# Dataset excerpts
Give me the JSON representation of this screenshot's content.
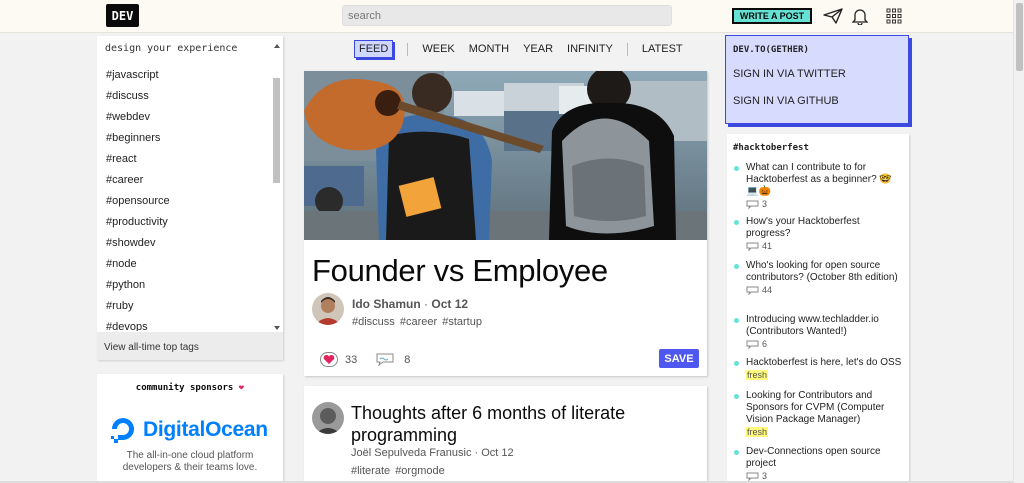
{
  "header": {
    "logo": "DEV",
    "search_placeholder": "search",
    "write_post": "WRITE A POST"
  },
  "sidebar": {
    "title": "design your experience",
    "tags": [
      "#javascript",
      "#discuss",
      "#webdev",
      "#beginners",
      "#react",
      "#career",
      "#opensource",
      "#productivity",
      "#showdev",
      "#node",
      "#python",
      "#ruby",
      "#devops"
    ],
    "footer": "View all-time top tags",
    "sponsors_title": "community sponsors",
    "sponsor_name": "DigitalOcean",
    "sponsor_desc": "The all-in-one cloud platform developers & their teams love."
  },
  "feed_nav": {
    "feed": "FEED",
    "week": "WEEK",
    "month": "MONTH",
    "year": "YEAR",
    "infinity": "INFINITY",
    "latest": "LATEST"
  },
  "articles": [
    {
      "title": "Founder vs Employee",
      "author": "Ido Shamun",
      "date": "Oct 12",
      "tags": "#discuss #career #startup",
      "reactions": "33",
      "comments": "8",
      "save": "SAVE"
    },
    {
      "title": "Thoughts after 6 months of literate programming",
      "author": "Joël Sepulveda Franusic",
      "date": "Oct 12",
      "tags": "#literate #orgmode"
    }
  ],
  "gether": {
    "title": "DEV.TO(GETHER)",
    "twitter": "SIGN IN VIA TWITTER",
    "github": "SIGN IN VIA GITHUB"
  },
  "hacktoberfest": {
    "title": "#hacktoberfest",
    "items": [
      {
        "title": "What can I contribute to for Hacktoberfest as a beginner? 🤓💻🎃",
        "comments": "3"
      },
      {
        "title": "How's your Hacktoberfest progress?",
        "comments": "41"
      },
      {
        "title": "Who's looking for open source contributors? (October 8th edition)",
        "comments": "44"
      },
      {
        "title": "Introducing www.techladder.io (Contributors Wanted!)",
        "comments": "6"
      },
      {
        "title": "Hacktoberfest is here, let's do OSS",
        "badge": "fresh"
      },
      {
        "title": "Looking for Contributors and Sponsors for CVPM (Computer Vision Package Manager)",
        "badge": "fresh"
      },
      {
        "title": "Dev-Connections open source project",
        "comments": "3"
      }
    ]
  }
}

# Stated goal
Output the records above exactly as they are, leaving out the pictures.

# Reply to the exercise
Give me the JSON representation of this screenshot's content.
{
  "header": {
    "logo": "DEV",
    "search_placeholder": "search",
    "write_post": "WRITE A POST"
  },
  "sidebar": {
    "title": "design your experience",
    "tags": [
      "#javascript",
      "#discuss",
      "#webdev",
      "#beginners",
      "#react",
      "#career",
      "#opensource",
      "#productivity",
      "#showdev",
      "#node",
      "#python",
      "#ruby",
      "#devops"
    ],
    "footer": "View all-time top tags",
    "sponsors_title": "community sponsors",
    "sponsor_name": "DigitalOcean",
    "sponsor_desc": "The all-in-one cloud platform developers & their teams love."
  },
  "feed_nav": {
    "feed": "FEED",
    "week": "WEEK",
    "month": "MONTH",
    "year": "YEAR",
    "infinity": "INFINITY",
    "latest": "LATEST"
  },
  "articles": [
    {
      "title": "Founder vs Employee",
      "author": "Ido Shamun",
      "date": "Oct 12",
      "tags": "#discuss #career #startup",
      "reactions": "33",
      "comments": "8",
      "save": "SAVE"
    },
    {
      "title": "Thoughts after 6 months of literate programming",
      "author": "Joël Sepulveda Franusic",
      "date": "Oct 12",
      "tags": "#literate #orgmode"
    }
  ],
  "gether": {
    "title": "DEV.TO(GETHER)",
    "twitter": "SIGN IN VIA TWITTER",
    "github": "SIGN IN VIA GITHUB"
  },
  "hacktoberfest": {
    "title": "#hacktoberfest",
    "items": [
      {
        "title": "What can I contribute to for Hacktoberfest as a beginner? 🤓💻🎃",
        "comments": "3"
      },
      {
        "title": "How's your Hacktoberfest progress?",
        "comments": "41"
      },
      {
        "title": "Who's looking for open source contributors? (October 8th edition)",
        "comments": "44"
      },
      {
        "title": "Introducing www.techladder.io (Contributors Wanted!)",
        "comments": "6"
      },
      {
        "title": "Hacktoberfest is here, let's do OSS",
        "badge": "fresh"
      },
      {
        "title": "Looking for Contributors and Sponsors for CVPM (Computer Vision Package Manager)",
        "badge": "fresh"
      },
      {
        "title": "Dev-Connections open source project",
        "comments": "3"
      }
    ]
  }
}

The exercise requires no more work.